* [Records supplied]
##############################
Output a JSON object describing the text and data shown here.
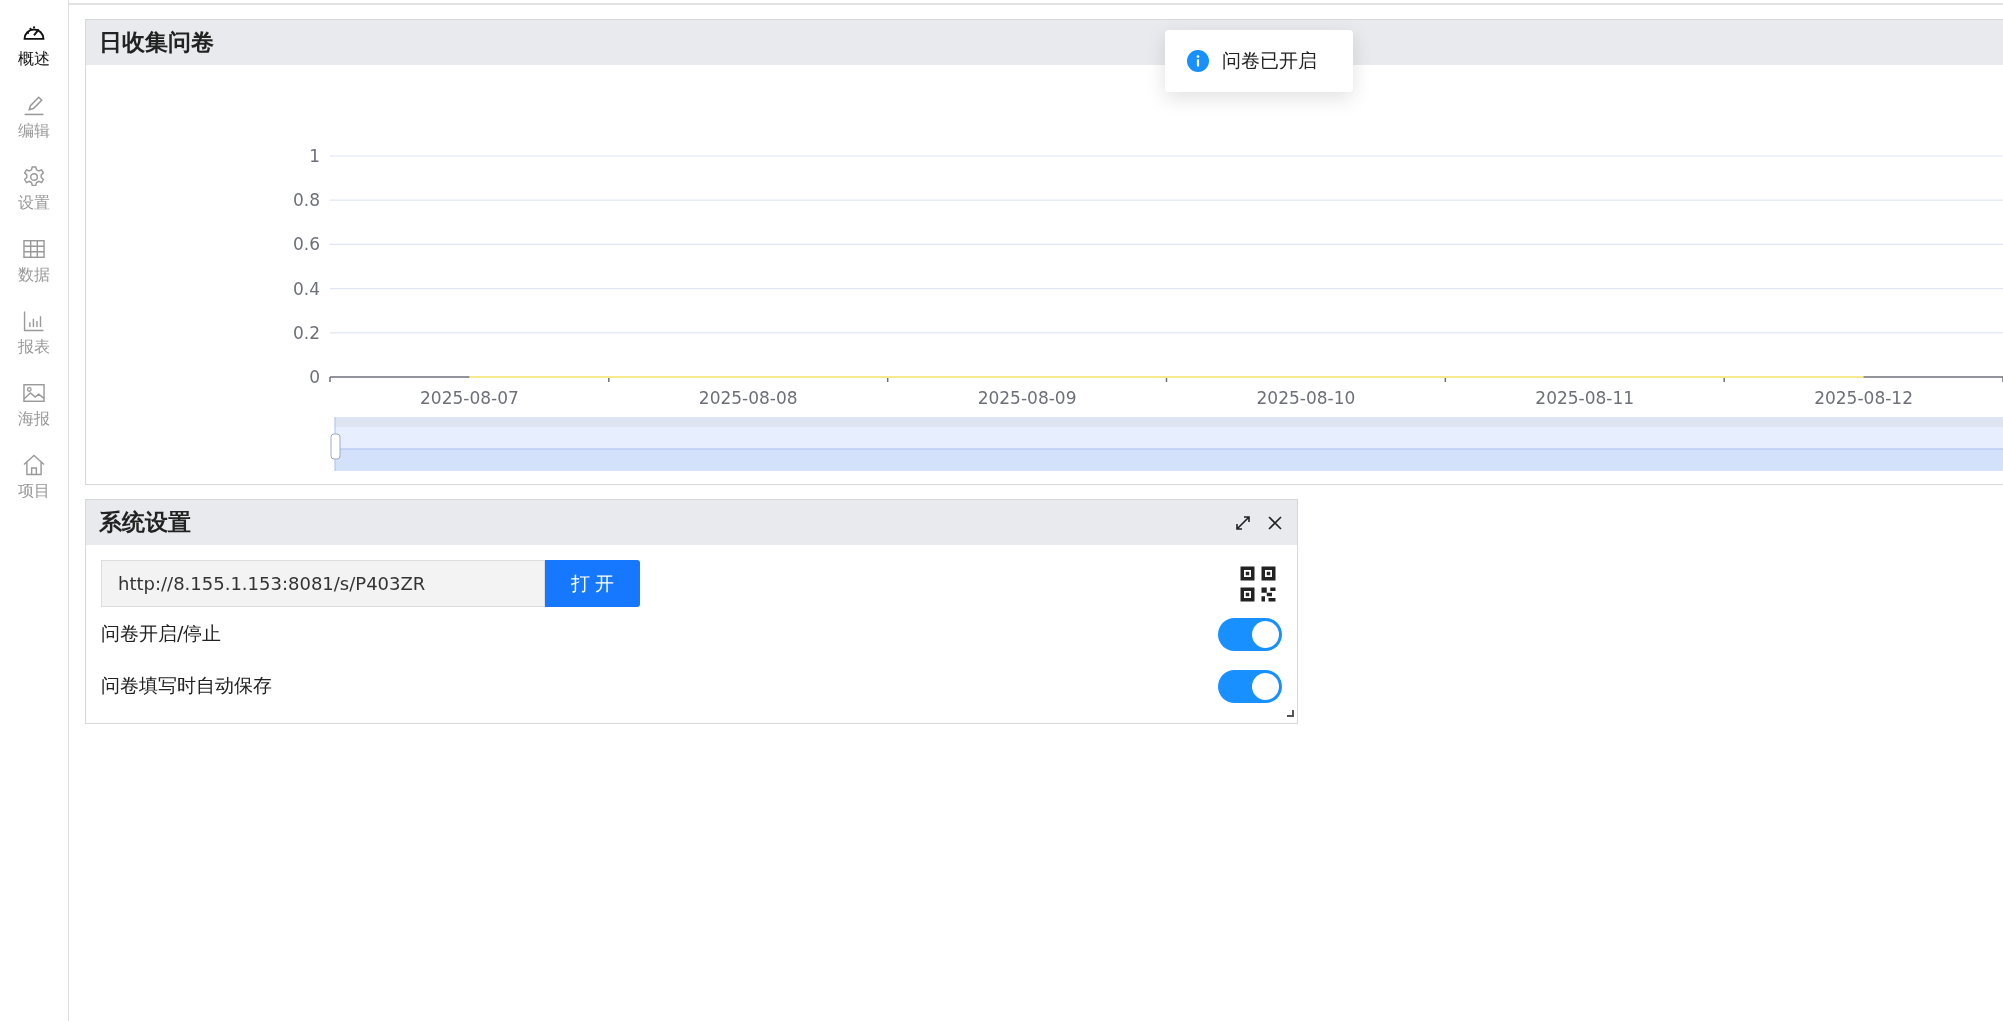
{
  "sidebar": {
    "items": [
      {
        "label": "概述",
        "selected": true
      },
      {
        "label": "编辑",
        "selected": false
      },
      {
        "label": "设置",
        "selected": false
      },
      {
        "label": "数据",
        "selected": false
      },
      {
        "label": "报表",
        "selected": false
      },
      {
        "label": "海报",
        "selected": false
      },
      {
        "label": "项目",
        "selected": false
      }
    ]
  },
  "chart_panel": {
    "title": "日收集问卷",
    "chart_data": {
      "type": "line",
      "grid": true,
      "categories": [
        "2025-08-07",
        "2025-08-08",
        "2025-08-09",
        "2025-08-10",
        "2025-08-11",
        "2025-08-12"
      ],
      "ylim": [
        0,
        1
      ],
      "yticks": [
        0,
        0.2,
        0.4,
        0.6,
        0.8,
        1
      ],
      "series": [
        {
          "color": "#f7e98e",
          "values": [
            0,
            0,
            0,
            0,
            0,
            0
          ]
        }
      ]
    }
  },
  "toast": {
    "text": "问卷已开启"
  },
  "settings_panel": {
    "title": "系统设置",
    "url": "http://8.155.1.153:8081/s/P403ZR",
    "open_button": "打 开",
    "toggles": [
      {
        "label": "问卷开启/停止",
        "on": true
      },
      {
        "label": "问卷填写时自动保存",
        "on": true
      }
    ]
  }
}
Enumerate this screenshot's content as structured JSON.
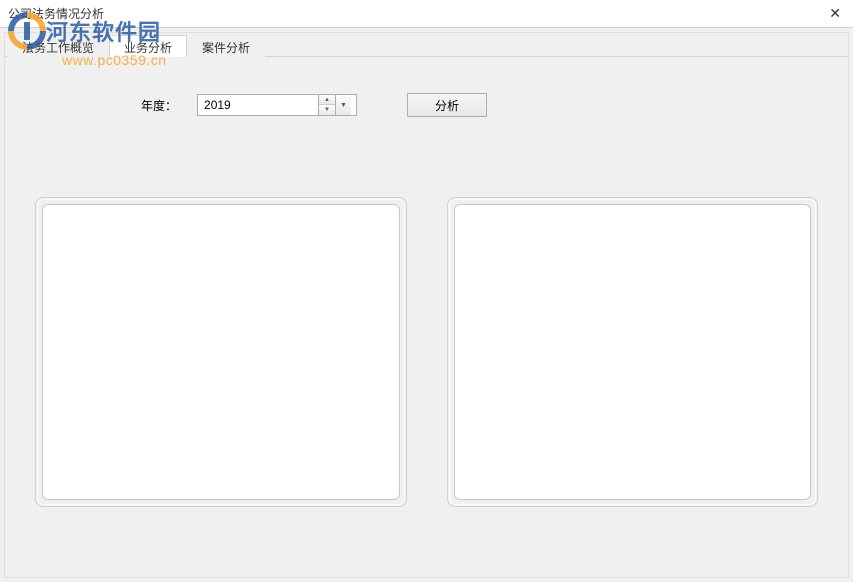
{
  "window": {
    "title": "公司法务情况分析",
    "close_label": "✕"
  },
  "watermark": {
    "main_text": "河东软件园",
    "sub_text": "www.pc0359.cn"
  },
  "tabs": [
    {
      "label": "法务工作概览",
      "active": false
    },
    {
      "label": "业务分析",
      "active": true
    },
    {
      "label": "案件分析",
      "active": false
    }
  ],
  "controls": {
    "year_label": "年度：",
    "year_value": "2019",
    "analyze_label": "分析"
  }
}
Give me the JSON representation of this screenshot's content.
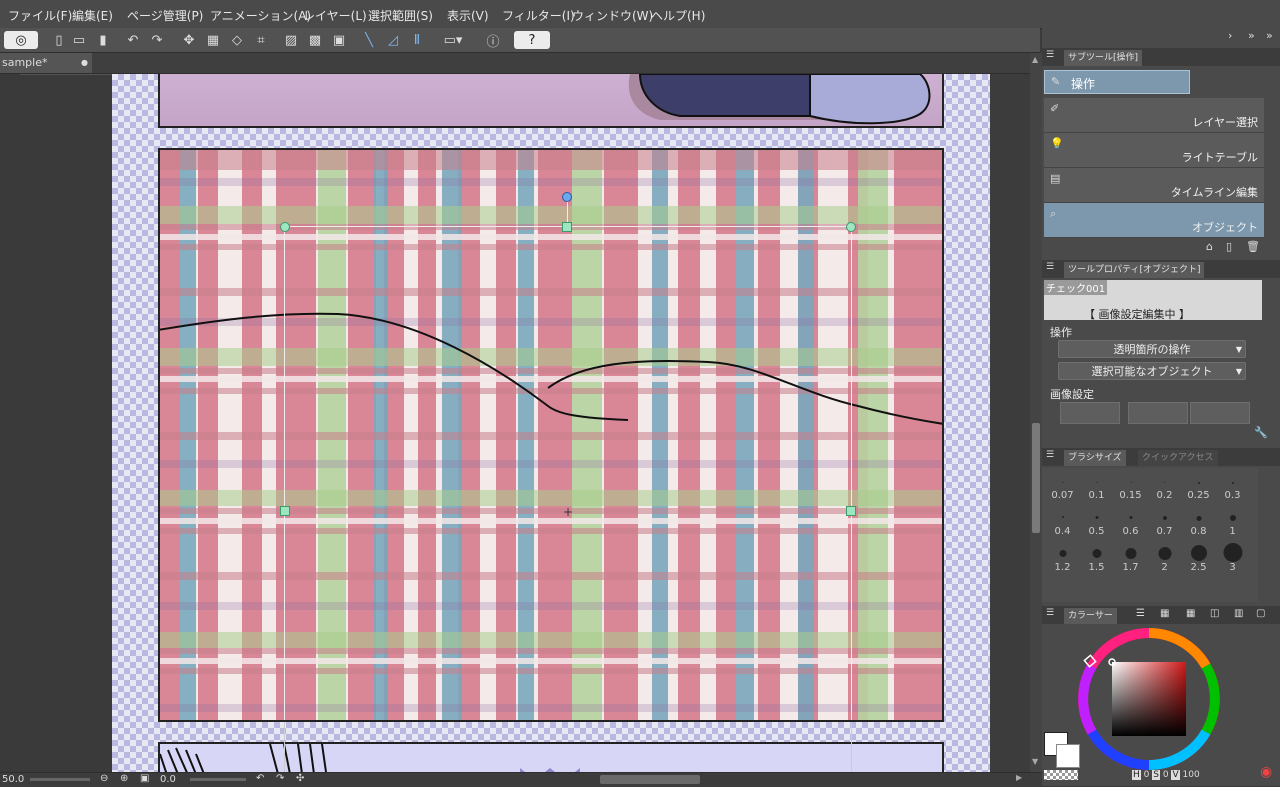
##############################
* [Problem details] Locate the word "this" in the records and collect each line it appears in.

* [Exercise answer]
Enumerate this screenshot's content as structured JSON.
Give me the JSON representation of this screenshot's content.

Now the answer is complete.